Do this: Set out each line from the following listing that includes the word "title".
--- Begin Task input ---
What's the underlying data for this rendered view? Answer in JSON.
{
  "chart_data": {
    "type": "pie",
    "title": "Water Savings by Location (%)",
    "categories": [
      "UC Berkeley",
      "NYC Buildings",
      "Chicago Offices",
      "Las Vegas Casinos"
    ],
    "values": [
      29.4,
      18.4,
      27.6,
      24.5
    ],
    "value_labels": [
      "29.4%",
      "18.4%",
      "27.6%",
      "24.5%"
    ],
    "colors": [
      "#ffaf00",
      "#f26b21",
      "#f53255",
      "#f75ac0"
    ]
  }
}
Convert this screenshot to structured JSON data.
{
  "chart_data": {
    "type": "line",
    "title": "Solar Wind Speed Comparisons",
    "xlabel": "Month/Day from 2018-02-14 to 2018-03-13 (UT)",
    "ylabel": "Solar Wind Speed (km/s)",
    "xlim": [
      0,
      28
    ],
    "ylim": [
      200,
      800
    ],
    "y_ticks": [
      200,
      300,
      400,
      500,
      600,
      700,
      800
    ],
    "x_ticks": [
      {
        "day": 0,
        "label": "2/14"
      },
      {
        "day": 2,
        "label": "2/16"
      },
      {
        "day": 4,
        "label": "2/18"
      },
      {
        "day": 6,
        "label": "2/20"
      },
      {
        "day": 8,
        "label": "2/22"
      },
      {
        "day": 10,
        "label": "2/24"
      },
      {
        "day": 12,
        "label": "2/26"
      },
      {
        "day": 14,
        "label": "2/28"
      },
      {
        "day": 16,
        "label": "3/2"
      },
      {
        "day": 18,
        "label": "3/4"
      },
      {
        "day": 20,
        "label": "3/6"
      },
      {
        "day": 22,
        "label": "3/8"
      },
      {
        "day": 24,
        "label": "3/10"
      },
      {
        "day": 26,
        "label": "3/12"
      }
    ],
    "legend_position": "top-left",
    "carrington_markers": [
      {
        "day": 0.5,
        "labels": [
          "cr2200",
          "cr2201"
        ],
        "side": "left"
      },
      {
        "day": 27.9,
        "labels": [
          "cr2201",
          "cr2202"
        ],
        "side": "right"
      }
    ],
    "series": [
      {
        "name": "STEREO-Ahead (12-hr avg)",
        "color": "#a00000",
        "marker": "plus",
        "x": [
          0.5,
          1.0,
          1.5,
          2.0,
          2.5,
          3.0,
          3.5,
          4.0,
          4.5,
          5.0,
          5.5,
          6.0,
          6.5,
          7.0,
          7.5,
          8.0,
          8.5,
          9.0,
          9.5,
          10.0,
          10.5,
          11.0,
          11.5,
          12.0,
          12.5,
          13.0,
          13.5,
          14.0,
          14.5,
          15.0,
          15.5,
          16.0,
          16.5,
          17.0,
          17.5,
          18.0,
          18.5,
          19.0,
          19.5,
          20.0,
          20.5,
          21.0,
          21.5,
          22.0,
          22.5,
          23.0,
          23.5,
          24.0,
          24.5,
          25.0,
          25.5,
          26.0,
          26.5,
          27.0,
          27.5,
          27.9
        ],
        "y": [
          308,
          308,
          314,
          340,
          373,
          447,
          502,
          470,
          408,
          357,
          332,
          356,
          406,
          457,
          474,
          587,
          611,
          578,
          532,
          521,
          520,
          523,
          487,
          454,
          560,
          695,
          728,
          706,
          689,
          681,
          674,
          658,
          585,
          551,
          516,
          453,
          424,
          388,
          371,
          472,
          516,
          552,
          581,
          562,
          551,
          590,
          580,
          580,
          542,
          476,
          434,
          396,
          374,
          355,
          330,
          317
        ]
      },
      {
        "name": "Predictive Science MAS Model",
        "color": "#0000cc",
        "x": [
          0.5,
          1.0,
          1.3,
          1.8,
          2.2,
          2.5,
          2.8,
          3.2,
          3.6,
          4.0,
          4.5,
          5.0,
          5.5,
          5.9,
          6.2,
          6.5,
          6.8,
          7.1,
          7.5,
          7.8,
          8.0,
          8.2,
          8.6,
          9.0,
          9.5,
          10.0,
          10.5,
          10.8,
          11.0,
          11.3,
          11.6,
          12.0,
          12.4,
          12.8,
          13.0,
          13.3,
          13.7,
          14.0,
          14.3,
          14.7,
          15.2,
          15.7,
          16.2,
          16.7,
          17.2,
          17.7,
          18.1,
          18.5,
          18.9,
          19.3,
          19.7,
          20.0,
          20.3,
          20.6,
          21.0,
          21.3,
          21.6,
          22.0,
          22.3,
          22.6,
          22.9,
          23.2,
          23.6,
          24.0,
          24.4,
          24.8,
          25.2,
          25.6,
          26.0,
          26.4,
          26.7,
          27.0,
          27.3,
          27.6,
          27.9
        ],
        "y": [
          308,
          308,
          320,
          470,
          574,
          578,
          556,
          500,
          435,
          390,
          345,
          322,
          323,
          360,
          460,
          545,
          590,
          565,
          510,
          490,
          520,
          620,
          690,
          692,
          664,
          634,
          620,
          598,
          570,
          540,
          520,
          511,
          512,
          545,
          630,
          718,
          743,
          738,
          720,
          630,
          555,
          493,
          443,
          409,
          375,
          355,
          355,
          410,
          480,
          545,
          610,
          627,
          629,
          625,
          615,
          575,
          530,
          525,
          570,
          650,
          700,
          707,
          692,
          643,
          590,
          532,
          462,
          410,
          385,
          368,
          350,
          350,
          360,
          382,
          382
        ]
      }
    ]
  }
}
--- End Task input ---
Exercise response:
    "title": "Water Savings by Location (%)",
    "title": "Solar Wind Speed Comparisons",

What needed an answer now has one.